> WHAT TO WORK ON:
Your task is to print all of the material verbatim.

--- Begin RECORD SET ---

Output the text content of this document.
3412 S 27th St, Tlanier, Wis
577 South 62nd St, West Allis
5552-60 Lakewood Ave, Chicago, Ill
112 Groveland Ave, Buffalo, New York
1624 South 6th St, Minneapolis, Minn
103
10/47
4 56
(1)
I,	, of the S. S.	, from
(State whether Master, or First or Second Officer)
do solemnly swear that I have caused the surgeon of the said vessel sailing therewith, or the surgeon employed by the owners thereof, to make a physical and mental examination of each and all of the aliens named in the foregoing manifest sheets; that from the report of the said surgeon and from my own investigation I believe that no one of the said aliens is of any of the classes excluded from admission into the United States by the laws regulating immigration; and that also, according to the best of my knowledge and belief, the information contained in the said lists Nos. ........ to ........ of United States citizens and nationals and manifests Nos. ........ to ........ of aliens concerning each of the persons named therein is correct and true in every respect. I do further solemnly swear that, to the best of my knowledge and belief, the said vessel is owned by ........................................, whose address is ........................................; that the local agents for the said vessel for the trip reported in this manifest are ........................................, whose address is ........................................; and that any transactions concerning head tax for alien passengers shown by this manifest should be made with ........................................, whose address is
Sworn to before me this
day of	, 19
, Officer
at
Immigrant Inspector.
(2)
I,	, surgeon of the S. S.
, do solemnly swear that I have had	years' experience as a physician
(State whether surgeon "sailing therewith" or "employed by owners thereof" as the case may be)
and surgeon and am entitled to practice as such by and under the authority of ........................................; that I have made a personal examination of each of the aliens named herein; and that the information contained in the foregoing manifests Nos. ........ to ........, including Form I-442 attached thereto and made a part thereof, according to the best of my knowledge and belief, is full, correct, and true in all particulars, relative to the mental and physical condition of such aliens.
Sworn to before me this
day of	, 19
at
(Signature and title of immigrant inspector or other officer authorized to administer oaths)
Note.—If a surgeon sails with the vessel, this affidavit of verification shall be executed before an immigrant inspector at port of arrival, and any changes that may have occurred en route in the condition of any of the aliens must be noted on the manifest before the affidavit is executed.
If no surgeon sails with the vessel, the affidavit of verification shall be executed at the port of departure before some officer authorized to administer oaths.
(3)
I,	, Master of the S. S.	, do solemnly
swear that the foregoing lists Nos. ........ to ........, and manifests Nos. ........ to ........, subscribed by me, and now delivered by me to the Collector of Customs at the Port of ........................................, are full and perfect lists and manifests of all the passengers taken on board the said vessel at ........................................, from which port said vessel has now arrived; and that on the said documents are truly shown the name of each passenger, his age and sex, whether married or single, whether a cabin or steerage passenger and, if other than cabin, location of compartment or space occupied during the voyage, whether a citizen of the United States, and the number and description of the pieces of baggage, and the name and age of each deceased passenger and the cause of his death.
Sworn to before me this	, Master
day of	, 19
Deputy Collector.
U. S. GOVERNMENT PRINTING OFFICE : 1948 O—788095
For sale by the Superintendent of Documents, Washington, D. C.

--- End RECORD SET ---

> TASK RESULT:
Output the text content of this document.
3412 S 27th St, Tlanier, Wis
577 South 62nd St, West Allis
5552-60 Lakewood Ave, Chicago, Ill
112 Groveland Ave, Buffalo, New York
1624 South 6th St, Minneapolis, Minn
103
10/47
4 56
(1)
I,	, of the S. S.	, from
(State whether Master, or First or Second Officer)
do solemnly swear that I have caused the surgeon of the said vessel sailing therewith, or the surgeon employed by the owners thereof, to make a physical and mental examination of each and all of the aliens named in the foregoing manifest sheets; that from the report of the said surgeon and from my own investigation I believe that no one of the said aliens is of any of the classes excluded from admission into the United States by the laws regulating immigration; and that also, according to the best of my knowledge and belief, the information contained in the said lists Nos. ........ to ........ of United States citizens and nationals and manifests Nos. ........ to ........ of aliens concerning each of the persons named therein is correct and true in every respect. I do further solemnly swear that, to the best of my knowledge and belief, the said vessel is owned by ........................................, whose address is ........................................; that the local agents for the said vessel for the trip reported in this manifest are ........................................, whose address is ........................................; and that any transactions concerning head tax for alien passengers shown by this manifest should be made with ........................................, whose address is
Sworn to before me this
day of	, 19
, Officer
at
Immigrant Inspector.
(2)
I,	, surgeon of the S. S.
, do solemnly swear that I have had	years' experience as a physician
(State whether surgeon "sailing therewith" or "employed by owners thereof" as the case may be)
and surgeon and am entitled to practice as such by and under the authority of ........................................; that I have made a personal examination of each of the aliens named herein; and that the information contained in the foregoing manifests Nos. ........ to ........, including Form I-442 attached thereto and made a part thereof, according to the best of my knowledge and belief, is full, correct, and true in all particulars, relative to the mental and physical condition of such aliens.
Sworn to before me this
day of	, 19
at
(Signature and title of immigrant inspector or other officer authorized to administer oaths)
Note.—If a surgeon sails with the vessel, this affidavit of verification shall be executed before an immigrant inspector at port of arrival, and any changes that may have occurred en route in the condition of any of the aliens must be noted on the manifest before the affidavit is executed.
If no surgeon sails with the vessel, the affidavit of verification shall be executed at the port of departure before some officer authorized to administer oaths.
(3)
I,	, Master of the S. S.	, do solemnly
swear that the foregoing lists Nos. ........ to ........, and manifests Nos. ........ to ........, subscribed by me, and now delivered by me to the Collector of Customs at the Port of ........................................, are full and perfect lists and manifests of all the passengers taken on board the said vessel at ........................................, from which port said vessel has now arrived; and that on the said documents are truly shown the name of each passenger, his age and sex, whether married or single, whether a cabin or steerage passenger and, if other than cabin, location of compartment or space occupied during the voyage, whether a citizen of the United States, and the number and description of the pieces of baggage, and the name and age of each deceased passenger and the cause of his death.
Sworn to before me this	, Master
day of	, 19
Deputy Collector.
U. S. GOVERNMENT PRINTING OFFICE : 1948 O—788095
For sale by the Superintendent of Documents, Washington, D. C.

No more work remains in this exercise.